**** Information shown

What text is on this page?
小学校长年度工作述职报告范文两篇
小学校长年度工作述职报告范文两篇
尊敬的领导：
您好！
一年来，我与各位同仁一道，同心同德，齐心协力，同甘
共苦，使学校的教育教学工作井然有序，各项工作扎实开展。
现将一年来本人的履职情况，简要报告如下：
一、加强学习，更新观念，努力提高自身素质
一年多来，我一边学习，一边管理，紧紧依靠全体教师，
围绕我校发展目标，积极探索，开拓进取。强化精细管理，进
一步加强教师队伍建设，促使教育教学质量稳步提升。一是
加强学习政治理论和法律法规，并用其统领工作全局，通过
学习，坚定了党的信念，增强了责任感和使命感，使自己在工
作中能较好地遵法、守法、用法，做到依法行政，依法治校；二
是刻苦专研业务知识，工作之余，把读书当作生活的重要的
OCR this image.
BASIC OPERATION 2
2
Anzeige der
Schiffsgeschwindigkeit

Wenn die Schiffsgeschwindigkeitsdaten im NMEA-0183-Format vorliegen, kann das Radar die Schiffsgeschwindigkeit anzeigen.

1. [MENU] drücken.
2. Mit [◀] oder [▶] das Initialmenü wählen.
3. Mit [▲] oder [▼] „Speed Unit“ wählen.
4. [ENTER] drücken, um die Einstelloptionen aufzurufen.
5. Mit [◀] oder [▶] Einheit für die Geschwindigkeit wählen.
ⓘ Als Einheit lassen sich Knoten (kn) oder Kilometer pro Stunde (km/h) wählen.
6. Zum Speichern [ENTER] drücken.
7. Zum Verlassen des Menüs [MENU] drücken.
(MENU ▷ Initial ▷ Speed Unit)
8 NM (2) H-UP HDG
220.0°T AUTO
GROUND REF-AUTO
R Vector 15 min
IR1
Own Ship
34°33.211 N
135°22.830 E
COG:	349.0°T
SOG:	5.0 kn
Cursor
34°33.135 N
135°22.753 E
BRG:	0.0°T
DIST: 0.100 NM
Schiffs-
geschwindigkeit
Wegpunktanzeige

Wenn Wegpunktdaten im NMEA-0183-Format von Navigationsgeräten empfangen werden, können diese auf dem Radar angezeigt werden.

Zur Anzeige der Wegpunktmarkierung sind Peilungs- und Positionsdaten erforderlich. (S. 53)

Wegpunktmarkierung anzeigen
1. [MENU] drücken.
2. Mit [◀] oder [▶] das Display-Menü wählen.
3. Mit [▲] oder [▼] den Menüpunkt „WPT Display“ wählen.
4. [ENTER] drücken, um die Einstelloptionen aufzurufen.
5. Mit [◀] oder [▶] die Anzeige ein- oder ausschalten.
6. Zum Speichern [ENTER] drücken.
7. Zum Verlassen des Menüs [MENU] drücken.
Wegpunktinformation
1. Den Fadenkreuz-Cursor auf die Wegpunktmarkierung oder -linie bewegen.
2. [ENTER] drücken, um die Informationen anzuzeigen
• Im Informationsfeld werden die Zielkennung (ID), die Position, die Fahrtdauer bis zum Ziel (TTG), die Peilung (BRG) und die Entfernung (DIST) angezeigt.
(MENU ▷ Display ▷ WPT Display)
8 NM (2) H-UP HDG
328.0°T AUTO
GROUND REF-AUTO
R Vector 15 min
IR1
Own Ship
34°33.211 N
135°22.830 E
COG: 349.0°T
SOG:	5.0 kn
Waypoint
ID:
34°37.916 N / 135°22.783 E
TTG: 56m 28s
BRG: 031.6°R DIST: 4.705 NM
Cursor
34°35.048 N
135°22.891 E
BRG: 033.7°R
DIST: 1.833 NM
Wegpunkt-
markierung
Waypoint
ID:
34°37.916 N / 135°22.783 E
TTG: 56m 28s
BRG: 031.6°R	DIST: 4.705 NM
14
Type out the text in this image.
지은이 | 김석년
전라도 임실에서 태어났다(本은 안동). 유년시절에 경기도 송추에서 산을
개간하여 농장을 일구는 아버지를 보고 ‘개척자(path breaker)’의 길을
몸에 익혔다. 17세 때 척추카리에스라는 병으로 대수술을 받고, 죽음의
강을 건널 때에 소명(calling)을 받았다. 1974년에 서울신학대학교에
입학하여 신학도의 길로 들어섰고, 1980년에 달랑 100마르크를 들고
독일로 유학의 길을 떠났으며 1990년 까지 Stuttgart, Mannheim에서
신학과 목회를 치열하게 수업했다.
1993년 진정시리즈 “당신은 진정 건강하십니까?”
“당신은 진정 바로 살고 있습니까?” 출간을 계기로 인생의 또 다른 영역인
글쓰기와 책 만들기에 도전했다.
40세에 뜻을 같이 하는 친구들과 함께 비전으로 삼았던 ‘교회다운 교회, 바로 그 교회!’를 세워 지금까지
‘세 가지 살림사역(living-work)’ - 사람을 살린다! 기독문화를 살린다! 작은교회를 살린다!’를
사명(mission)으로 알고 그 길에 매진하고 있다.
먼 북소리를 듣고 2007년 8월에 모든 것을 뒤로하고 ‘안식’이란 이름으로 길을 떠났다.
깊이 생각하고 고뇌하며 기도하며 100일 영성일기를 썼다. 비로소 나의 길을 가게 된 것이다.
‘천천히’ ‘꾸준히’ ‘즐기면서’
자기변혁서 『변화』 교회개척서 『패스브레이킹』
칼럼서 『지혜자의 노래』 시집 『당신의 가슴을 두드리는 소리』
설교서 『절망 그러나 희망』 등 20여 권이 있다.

********

# [Exercise description]
Gather every line from the listing above in which "oder" appears, and copy those lines.

# [Answer to this task]
2. Mit [◀] oder [▶] das Initialmenü wählen.
3. Mit [▲] oder [▼] „Speed Unit“ wählen.
5. Mit [◀] oder [▶] Einheit für die Geschwindigkeit wählen.
ⓘ Als Einheit lassen sich Knoten (kn) oder Kilometer pro Stunde (km/h) wählen.
2. Mit [◀] oder [▶] das Display-Menü wählen.
3. Mit [▲] oder [▼] den Menüpunkt „WPT Display“ wählen.
5. Mit [◀] oder [▶] die Anzeige ein- oder ausschalten.
1. Den Fadenkreuz-Cursor auf die Wegpunktmarkierung oder -linie bewegen.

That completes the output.